# [Tasks to complete]
a – Translate this sentence from the Radaniara article into Spanish: "Many men work in the capital and return home on weekends or at the end of the month."
b – Extend the Radaniara article, picking up right after its final sentence.

# [Document section]
- Country: Sri Lanka
- Province: Southern Province
- Time zone: UTC+5:30 (Sri Lanka Standard Time)

= Radaniara =

Radaniara is a village in Sri Lanka. It is located within Southern Province. It is situated in Mulkirigalala electorate and the nearest town is Walasmulla. It is a village having 200 families. A road to the village runs through to Namaneliya.

==Geography==
Plat lands and the northern side of Mapitakanda rainforest and the southern side has mixed crops, coconut, paddy fields, and cinnamon.

==Economy==

Many people are manual laborers. a quarter of families belongs to many lands of the village. During the rainy season many men and women engage in paddy fields. Many men work in the capital and return home on weekends or at the end of the month.

==Education and educated people==

H/radaniaara maha Vidyalaya is situated in the center of the village and was established around 1950. Many elderly people are old mates from school. It holds from grades one to thirteen. Secondary education is available in the Art stream and those who want to seek Bioscience, Mathematics or commerce fields go to nearby cities Walasmulla or Weeraketiya. Kankanam palliyage saman allied with Sinha Saman Kumara is the leading politician who got selected as a member of the southern provincial council by the UPFA government. Dr. Patabendige Chaminda is the first MBBS-graduated doctor who got primary education from school and Dr. Prabash Karunanayake is the first MBBS-graduated doctor who was born in the village.

# [Information]
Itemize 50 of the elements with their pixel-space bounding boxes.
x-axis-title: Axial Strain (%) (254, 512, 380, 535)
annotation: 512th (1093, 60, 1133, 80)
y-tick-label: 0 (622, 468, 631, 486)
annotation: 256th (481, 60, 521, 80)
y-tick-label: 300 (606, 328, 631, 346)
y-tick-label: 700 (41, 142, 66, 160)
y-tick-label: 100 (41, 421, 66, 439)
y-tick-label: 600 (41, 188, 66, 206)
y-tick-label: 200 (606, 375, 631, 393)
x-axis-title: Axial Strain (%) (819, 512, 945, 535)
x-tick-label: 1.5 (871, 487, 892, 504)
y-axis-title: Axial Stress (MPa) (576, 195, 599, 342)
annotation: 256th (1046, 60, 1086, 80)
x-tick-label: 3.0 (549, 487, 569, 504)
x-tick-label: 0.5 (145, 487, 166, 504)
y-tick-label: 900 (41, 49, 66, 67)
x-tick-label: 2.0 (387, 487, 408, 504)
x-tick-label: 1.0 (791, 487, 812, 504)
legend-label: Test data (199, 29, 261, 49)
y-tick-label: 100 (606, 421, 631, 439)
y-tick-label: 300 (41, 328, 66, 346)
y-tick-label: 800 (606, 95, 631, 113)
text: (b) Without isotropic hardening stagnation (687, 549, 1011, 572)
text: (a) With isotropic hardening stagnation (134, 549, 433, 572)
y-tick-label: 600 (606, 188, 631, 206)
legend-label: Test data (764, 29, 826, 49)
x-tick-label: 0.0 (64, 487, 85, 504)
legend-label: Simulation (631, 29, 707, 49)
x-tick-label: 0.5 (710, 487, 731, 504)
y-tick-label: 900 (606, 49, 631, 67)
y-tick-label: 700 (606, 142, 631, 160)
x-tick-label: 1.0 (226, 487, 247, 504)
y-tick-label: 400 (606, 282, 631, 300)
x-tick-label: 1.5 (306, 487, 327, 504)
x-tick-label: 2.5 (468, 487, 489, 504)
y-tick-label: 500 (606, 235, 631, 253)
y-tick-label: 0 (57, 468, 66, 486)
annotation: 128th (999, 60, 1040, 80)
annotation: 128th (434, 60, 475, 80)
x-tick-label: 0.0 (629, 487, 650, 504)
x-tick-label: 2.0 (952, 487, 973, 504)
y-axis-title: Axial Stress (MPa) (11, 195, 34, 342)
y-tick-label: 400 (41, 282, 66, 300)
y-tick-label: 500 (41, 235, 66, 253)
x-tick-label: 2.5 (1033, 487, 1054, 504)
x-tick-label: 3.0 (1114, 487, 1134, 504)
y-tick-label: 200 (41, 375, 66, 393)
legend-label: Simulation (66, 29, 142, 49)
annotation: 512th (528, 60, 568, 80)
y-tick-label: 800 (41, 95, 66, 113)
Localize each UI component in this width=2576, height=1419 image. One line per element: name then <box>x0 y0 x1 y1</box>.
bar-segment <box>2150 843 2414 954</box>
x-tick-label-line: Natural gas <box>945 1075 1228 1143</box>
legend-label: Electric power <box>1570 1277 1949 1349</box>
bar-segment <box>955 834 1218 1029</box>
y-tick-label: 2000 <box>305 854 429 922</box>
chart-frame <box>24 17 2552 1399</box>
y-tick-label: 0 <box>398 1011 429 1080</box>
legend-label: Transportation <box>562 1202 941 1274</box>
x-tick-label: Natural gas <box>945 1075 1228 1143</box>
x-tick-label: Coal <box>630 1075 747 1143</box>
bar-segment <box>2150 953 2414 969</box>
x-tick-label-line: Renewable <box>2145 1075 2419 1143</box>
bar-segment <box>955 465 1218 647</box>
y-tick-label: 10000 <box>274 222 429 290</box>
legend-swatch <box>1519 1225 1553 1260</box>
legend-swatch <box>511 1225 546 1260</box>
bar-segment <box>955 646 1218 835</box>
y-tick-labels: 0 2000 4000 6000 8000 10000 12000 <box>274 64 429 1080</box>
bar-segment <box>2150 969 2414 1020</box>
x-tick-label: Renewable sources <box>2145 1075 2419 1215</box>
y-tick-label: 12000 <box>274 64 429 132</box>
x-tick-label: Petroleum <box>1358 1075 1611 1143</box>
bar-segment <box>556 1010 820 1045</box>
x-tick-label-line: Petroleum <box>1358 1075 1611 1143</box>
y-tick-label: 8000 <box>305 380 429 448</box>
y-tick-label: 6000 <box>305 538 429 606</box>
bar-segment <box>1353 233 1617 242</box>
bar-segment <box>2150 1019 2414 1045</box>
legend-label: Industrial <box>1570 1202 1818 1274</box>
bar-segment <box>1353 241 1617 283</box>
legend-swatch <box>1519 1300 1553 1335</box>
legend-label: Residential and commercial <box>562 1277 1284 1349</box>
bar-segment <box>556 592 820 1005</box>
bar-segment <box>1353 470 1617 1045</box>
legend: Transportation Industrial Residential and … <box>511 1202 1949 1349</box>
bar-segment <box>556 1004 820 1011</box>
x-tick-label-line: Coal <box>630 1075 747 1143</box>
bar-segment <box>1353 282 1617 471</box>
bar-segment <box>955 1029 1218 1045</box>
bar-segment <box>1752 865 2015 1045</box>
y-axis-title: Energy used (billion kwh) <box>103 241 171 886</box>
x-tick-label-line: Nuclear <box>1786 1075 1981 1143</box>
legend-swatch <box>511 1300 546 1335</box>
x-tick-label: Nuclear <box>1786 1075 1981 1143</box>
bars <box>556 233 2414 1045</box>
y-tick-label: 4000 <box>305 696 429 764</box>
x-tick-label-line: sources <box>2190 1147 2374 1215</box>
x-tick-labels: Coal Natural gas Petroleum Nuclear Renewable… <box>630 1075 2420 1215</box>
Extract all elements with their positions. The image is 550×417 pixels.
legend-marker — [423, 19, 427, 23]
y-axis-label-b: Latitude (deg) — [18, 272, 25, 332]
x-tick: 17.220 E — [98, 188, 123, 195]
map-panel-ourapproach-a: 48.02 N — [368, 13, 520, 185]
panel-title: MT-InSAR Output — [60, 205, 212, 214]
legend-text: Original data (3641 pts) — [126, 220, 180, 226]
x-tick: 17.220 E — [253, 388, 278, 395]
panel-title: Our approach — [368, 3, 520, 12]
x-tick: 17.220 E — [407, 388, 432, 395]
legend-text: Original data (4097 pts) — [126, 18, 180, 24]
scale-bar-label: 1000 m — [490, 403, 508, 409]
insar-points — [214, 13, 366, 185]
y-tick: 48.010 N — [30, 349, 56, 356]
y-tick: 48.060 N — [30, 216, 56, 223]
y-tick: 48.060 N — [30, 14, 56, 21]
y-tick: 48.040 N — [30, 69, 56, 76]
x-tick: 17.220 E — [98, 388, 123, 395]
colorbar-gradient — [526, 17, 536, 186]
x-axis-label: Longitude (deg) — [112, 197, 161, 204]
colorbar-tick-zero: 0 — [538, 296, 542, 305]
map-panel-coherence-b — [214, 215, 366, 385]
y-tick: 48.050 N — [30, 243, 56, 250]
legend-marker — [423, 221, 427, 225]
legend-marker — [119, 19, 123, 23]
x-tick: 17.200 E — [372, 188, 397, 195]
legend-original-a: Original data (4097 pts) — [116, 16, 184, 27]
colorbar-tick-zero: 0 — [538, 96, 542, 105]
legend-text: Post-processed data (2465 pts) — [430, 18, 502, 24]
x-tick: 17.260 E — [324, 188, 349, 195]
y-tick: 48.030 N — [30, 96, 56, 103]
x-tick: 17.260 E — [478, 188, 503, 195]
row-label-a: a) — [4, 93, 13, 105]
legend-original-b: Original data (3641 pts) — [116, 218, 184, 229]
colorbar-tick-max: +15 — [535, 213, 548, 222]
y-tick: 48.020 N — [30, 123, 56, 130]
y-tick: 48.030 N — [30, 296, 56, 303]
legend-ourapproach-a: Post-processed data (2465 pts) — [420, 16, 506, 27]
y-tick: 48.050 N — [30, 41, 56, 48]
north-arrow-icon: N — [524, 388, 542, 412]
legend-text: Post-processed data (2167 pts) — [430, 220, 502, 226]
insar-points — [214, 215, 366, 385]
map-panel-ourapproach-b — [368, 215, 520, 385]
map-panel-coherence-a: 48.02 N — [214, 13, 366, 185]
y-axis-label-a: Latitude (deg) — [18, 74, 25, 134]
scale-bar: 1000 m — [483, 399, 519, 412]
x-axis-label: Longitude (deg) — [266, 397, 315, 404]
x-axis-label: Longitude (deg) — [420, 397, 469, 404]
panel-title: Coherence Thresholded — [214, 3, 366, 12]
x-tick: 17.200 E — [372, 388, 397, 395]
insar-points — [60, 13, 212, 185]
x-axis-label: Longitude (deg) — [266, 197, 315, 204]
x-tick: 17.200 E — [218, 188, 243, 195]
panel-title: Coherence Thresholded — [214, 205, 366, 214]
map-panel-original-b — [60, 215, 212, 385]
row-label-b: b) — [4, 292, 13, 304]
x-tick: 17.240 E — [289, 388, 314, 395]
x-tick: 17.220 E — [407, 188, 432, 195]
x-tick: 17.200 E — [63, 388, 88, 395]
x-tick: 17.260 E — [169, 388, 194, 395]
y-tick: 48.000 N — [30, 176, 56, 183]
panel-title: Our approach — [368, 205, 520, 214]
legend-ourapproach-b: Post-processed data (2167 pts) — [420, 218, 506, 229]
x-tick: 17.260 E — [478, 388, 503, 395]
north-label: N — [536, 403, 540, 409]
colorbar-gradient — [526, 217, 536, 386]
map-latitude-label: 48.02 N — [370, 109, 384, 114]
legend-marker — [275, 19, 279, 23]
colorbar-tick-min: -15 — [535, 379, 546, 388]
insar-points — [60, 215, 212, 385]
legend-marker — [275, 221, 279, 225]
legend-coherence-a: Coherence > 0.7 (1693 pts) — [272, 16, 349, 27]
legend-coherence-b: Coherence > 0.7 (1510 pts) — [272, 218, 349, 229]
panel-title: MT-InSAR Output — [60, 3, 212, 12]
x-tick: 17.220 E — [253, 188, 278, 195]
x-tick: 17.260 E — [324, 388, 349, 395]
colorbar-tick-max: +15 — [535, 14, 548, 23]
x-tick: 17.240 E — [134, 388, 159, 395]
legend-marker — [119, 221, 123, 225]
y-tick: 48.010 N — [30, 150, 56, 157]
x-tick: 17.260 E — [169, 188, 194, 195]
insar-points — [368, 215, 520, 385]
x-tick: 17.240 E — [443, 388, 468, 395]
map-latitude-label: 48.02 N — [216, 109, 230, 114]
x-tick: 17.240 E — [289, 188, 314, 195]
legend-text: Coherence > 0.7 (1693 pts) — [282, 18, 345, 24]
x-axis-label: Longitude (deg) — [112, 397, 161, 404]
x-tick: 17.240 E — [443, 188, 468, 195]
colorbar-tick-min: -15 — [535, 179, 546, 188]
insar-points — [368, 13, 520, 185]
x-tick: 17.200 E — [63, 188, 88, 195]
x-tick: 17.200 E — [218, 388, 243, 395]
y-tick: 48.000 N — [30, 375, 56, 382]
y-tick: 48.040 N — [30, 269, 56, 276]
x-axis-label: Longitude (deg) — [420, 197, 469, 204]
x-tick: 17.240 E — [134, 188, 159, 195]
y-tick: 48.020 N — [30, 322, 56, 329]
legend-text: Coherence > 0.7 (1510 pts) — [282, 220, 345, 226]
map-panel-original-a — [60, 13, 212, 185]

# [Your responses]
a – Muchos hombres trabajan en la capital y regresan a casa los fines de semana o a fin de mes.

b –
==Ancestry==

One-third of the lands belonged to the Ihalahawatta family in 1900. Two landlords were Mr. Kankanam Palliyage Samiappu and Mr. Karunanayake [loku ralahamy]. Many dependents of the Samiappu family live scattered in the village. Several new families emerged in 2000 and afterward. Lands for the school were donated by Mr. Lokuralahamy's family and the main Buddhist temple of the village, Sri Sudarmaramaya, land was donated by Mr. Samiappu and his wife Mrs. Jasinhe Lokuhamy. Many lands were taken into government control by the Sirimavo Bandaranayake government and many were distributed among villagers in later periods. Many belong to the Halagama caste and few Govigama families. Namaneliya and Buwellagoda are nearby villages in the castes of Olee and Hinna respectively and they consider low castes. Many villagers consider as an insult to family and village if one marries a lower caste.